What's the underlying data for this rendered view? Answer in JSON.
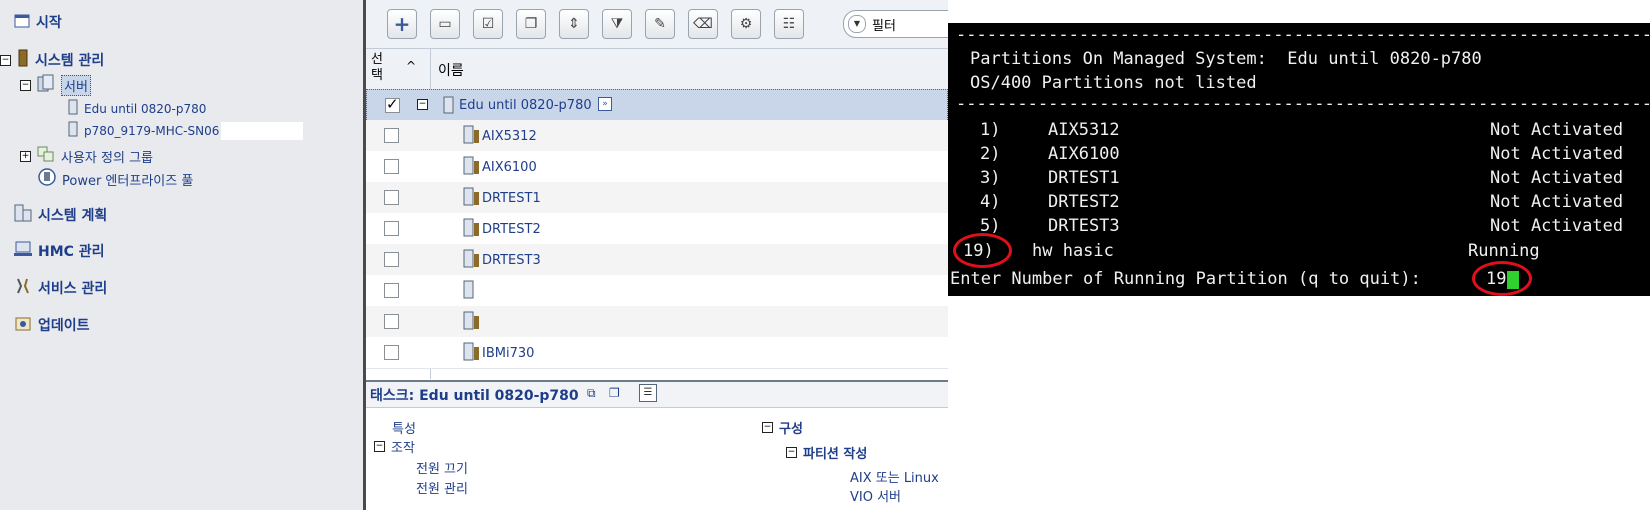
{
  "nav": {
    "items": [
      {
        "label": "시작"
      },
      {
        "label": "시스템 관리"
      },
      {
        "label": "서버"
      },
      {
        "label": "Edu until 0820-p780"
      },
      {
        "label": "p780_9179-MHC-SN06"
      },
      {
        "label": "사용자 정의 그룹"
      },
      {
        "label": "Power 엔터프라이즈 풀"
      },
      {
        "label": "시스템 계획"
      },
      {
        "label": "HMC 관리"
      },
      {
        "label": "서비스 관리"
      },
      {
        "label": "업데이트"
      }
    ]
  },
  "toolbar": {
    "filter_value": "필터"
  },
  "table": {
    "col_select": "선택",
    "col_name": "이름",
    "rows": [
      {
        "name": "Edu until 0820-p780",
        "checked": true
      },
      {
        "name": "AIX5312",
        "checked": false
      },
      {
        "name": "AIX6100",
        "checked": false
      },
      {
        "name": "DRTEST1",
        "checked": false
      },
      {
        "name": "DRTEST2",
        "checked": false
      },
      {
        "name": "DRTEST3",
        "checked": false
      },
      {
        "name": "",
        "checked": false
      },
      {
        "name": "",
        "checked": false
      },
      {
        "name": "IBMi730",
        "checked": false
      }
    ]
  },
  "tasks": {
    "title": "태스크: Edu until 0820-p780",
    "properties": "특성",
    "operations": "조작",
    "power_off": "전원 끄기",
    "power_mgmt": "전원 관리",
    "config": "구성",
    "create_partition": "파티션 작성",
    "aix_linux": "AIX 또는 Linux",
    "vio_server": "VIO 서버"
  },
  "terminal": {
    "divider": "--------------------------------------------------------------------",
    "line1": "Partitions On Managed System:  Edu until 0820-p780",
    "line2": "OS/400 Partitions not listed",
    "partitions": [
      {
        "num": "1)",
        "name": "AIX5312",
        "state": "Not Activated"
      },
      {
        "num": "2)",
        "name": "AIX6100",
        "state": "Not Activated"
      },
      {
        "num": "3)",
        "name": "DRTEST1",
        "state": "Not Activated"
      },
      {
        "num": "4)",
        "name": "DRTEST2",
        "state": "Not Activated"
      },
      {
        "num": "5)",
        "name": "DRTEST3",
        "state": "Not Activated"
      }
    ],
    "running": {
      "num": "19)",
      "name": "hw hasic",
      "state": "Running"
    },
    "prompt": "Enter Number of Running Partition (q to quit):",
    "input": "19"
  },
  "colors": {
    "link": "#1f3e8a",
    "highlight_red": "#e0101a",
    "cursor": "#2fd12f"
  }
}
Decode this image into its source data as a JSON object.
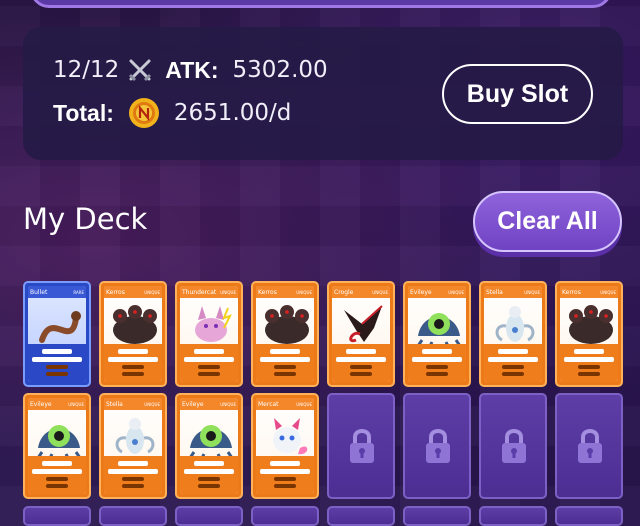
{
  "stats": {
    "slots": "12/12",
    "atk_label": "ATK:",
    "atk_value": "5302.00",
    "total_label": "Total:",
    "total_value": "2651.00/d"
  },
  "buttons": {
    "buy_slot": "Buy Slot",
    "clear_all": "Clear All"
  },
  "deck": {
    "title": "My Deck",
    "cards": [
      {
        "name": "Bullet",
        "rarity": "RARE",
        "color": "blue",
        "art": "snake"
      },
      {
        "name": "Kerros",
        "rarity": "UNIQUE",
        "color": "orange",
        "art": "hound"
      },
      {
        "name": "Thundercat",
        "rarity": "UNIQUE",
        "color": "orange",
        "art": "cat"
      },
      {
        "name": "Kerros",
        "rarity": "UNIQUE",
        "color": "orange",
        "art": "hound"
      },
      {
        "name": "Crogle",
        "rarity": "UNIQUE",
        "color": "orange",
        "art": "dragon"
      },
      {
        "name": "Evileye",
        "rarity": "UNIQUE",
        "color": "orange",
        "art": "eye"
      },
      {
        "name": "Stella",
        "rarity": "UNIQUE",
        "color": "orange",
        "art": "spirit"
      },
      {
        "name": "Kerros",
        "rarity": "UNIQUE",
        "color": "orange",
        "art": "hound"
      },
      {
        "name": "Evileye",
        "rarity": "UNIQUE",
        "color": "orange",
        "art": "eye"
      },
      {
        "name": "Stella",
        "rarity": "UNIQUE",
        "color": "orange",
        "art": "spirit"
      },
      {
        "name": "Evileye",
        "rarity": "UNIQUE",
        "color": "orange",
        "art": "eye"
      },
      {
        "name": "Mercat",
        "rarity": "UNIQUE",
        "color": "orange",
        "art": "fox"
      }
    ],
    "locked_slots": 4,
    "colors": {
      "orange": "#ec7a19",
      "blue": "#2a49c4",
      "locked": "#5c3ea6"
    }
  },
  "icons": [
    "swords-icon",
    "coin-icon",
    "lock-icon"
  ]
}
_ _ _ _ _ _ _
WRITTEN REQUEST
Your task is to repeat the data above exactly while excluding the pictures.

OUTPUT BELOW
What's the underlying data for this rendered view? Answer in JSON.
{
  "nav": {
    "items": [
      {
        "label": "시작"
      },
      {
        "label": "시스템 관리"
      },
      {
        "label": "서버"
      },
      {
        "label": "Edu until 0820-p780"
      },
      {
        "label": "p780_9179-MHC-SN06"
      },
      {
        "label": "사용자 정의 그룹"
      },
      {
        "label": "Power 엔터프라이즈 풀"
      },
      {
        "label": "시스템 계획"
      },
      {
        "label": "HMC 관리"
      },
      {
        "label": "서비스 관리"
      },
      {
        "label": "업데이트"
      }
    ]
  },
  "toolbar": {
    "filter_value": "필터"
  },
  "table": {
    "col_select": "선택",
    "col_name": "이름",
    "rows": [
      {
        "name": "Edu until 0820-p780",
        "checked": true
      },
      {
        "name": "AIX5312",
        "checked": false
      },
      {
        "name": "AIX6100",
        "checked": false
      },
      {
        "name": "DRTEST1",
        "checked": false
      },
      {
        "name": "DRTEST2",
        "checked": false
      },
      {
        "name": "DRTEST3",
        "checked": false
      },
      {
        "name": "",
        "checked": false
      },
      {
        "name": "",
        "checked": false
      },
      {
        "name": "IBMi730",
        "checked": false
      }
    ]
  },
  "tasks": {
    "title": "태스크: Edu until 0820-p780",
    "properties": "특성",
    "operations": "조작",
    "power_off": "전원 끄기",
    "power_mgmt": "전원 관리",
    "config": "구성",
    "create_partition": "파티션 작성",
    "aix_linux": "AIX 또는 Linux",
    "vio_server": "VIO 서버"
  },
  "terminal": {
    "divider": "--------------------------------------------------------------------",
    "line1": "Partitions On Managed System:  Edu until 0820-p780",
    "line2": "OS/400 Partitions not listed",
    "partitions": [
      {
        "num": "1)",
        "name": "AIX5312",
        "state": "Not Activated"
      },
      {
        "num": "2)",
        "name": "AIX6100",
        "state": "Not Activated"
      },
      {
        "num": "3)",
        "name": "DRTEST1",
        "state": "Not Activated"
      },
      {
        "num": "4)",
        "name": "DRTEST2",
        "state": "Not Activated"
      },
      {
        "num": "5)",
        "name": "DRTEST3",
        "state": "Not Activated"
      }
    ],
    "running": {
      "num": "19)",
      "name": "hw hasic",
      "state": "Running"
    },
    "prompt": "Enter Number of Running Partition (q to quit):",
    "input": "19"
  },
  "colors": {
    "link": "#1f3e8a",
    "highlight_red": "#e0101a",
    "cursor": "#2fd12f"
  }
}
Decode this image into its source data as a JSON object.
{
  "stats": {
    "slots": "12/12",
    "atk_label": "ATK:",
    "atk_value": "5302.00",
    "total_label": "Total:",
    "total_value": "2651.00/d"
  },
  "buttons": {
    "buy_slot": "Buy Slot",
    "clear_all": "Clear All"
  },
  "deck": {
    "title": "My Deck",
    "cards": [
      {
        "name": "Bullet",
        "rarity": "RARE",
        "color": "blue",
        "art": "snake"
      },
      {
        "name": "Kerros",
        "rarity": "UNIQUE",
        "color": "orange",
        "art": "hound"
      },
      {
        "name": "Thundercat",
        "rarity": "UNIQUE",
        "color": "orange",
        "art": "cat"
      },
      {
        "name": "Kerros",
        "rarity": "UNIQUE",
        "color": "orange",
        "art": "hound"
      },
      {
        "name": "Crogle",
        "rarity": "UNIQUE",
        "color": "orange",
        "art": "dragon"
      },
      {
        "name": "Evileye",
        "rarity": "UNIQUE",
        "color": "orange",
        "art": "eye"
      },
      {
        "name": "Stella",
        "rarity": "UNIQUE",
        "color": "orange",
        "art": "spirit"
      },
      {
        "name": "Kerros",
        "rarity": "UNIQUE",
        "color": "orange",
        "art": "hound"
      },
      {
        "name": "Evileye",
        "rarity": "UNIQUE",
        "color": "orange",
        "art": "eye"
      },
      {
        "name": "Stella",
        "rarity": "UNIQUE",
        "color": "orange",
        "art": "spirit"
      },
      {
        "name": "Evileye",
        "rarity": "UNIQUE",
        "color": "orange",
        "art": "eye"
      },
      {
        "name": "Mercat",
        "rarity": "UNIQUE",
        "color": "orange",
        "art": "fox"
      }
    ],
    "locked_slots": 4,
    "colors": {
      "orange": "#ec7a19",
      "blue": "#2a49c4",
      "locked": "#5c3ea6"
    }
  },
  "icons": [
    "swords-icon",
    "coin-icon",
    "lock-icon"
  ]
}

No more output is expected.